--- WHAT YOU SHOULD DO ---
Would you transcribe the listing that follows, character for character, and omit its images?

--- DATASET ENTRIES ---
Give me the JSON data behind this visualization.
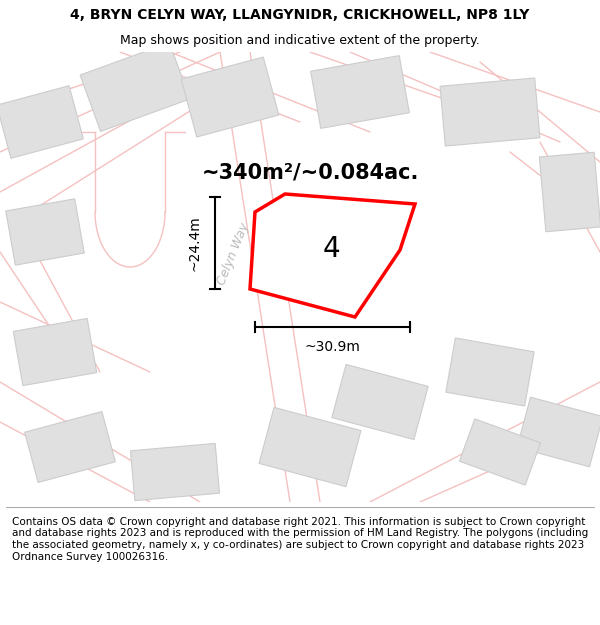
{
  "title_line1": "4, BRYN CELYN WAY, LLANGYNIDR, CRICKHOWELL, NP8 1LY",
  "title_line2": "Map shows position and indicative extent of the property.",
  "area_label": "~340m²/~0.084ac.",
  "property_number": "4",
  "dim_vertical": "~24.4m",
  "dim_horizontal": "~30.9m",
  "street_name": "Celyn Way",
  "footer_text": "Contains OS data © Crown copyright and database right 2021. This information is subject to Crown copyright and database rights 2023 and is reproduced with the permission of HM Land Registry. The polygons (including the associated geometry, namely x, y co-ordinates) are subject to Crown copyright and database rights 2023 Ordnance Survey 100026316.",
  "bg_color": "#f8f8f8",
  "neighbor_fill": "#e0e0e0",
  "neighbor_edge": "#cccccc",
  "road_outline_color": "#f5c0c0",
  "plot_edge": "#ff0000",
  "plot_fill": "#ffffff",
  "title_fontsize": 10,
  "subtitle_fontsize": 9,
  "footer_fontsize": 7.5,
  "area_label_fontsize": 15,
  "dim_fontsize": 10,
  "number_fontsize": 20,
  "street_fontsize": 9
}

--- THE COMPLETED TASK ---
Give me the JSON data behind this visualization.
{
  "title_line1": "4, BRYN CELYN WAY, LLANGYNIDR, CRICKHOWELL, NP8 1LY",
  "title_line2": "Map shows position and indicative extent of the property.",
  "area_label": "~340m²/~0.084ac.",
  "property_number": "4",
  "dim_vertical": "~24.4m",
  "dim_horizontal": "~30.9m",
  "street_name": "Celyn Way",
  "footer_text": "Contains OS data © Crown copyright and database right 2021. This information is subject to Crown copyright and database rights 2023 and is reproduced with the permission of HM Land Registry. The polygons (including the associated geometry, namely x, y co-ordinates) are subject to Crown copyright and database rights 2023 Ordnance Survey 100026316.",
  "bg_color": "#f8f8f8",
  "neighbor_fill": "#e0e0e0",
  "neighbor_edge": "#cccccc",
  "road_outline_color": "#f5c0c0",
  "plot_edge": "#ff0000",
  "plot_fill": "#ffffff",
  "title_fontsize": 10,
  "subtitle_fontsize": 9,
  "footer_fontsize": 7.5,
  "area_label_fontsize": 15,
  "dim_fontsize": 10,
  "number_fontsize": 20,
  "street_fontsize": 9
}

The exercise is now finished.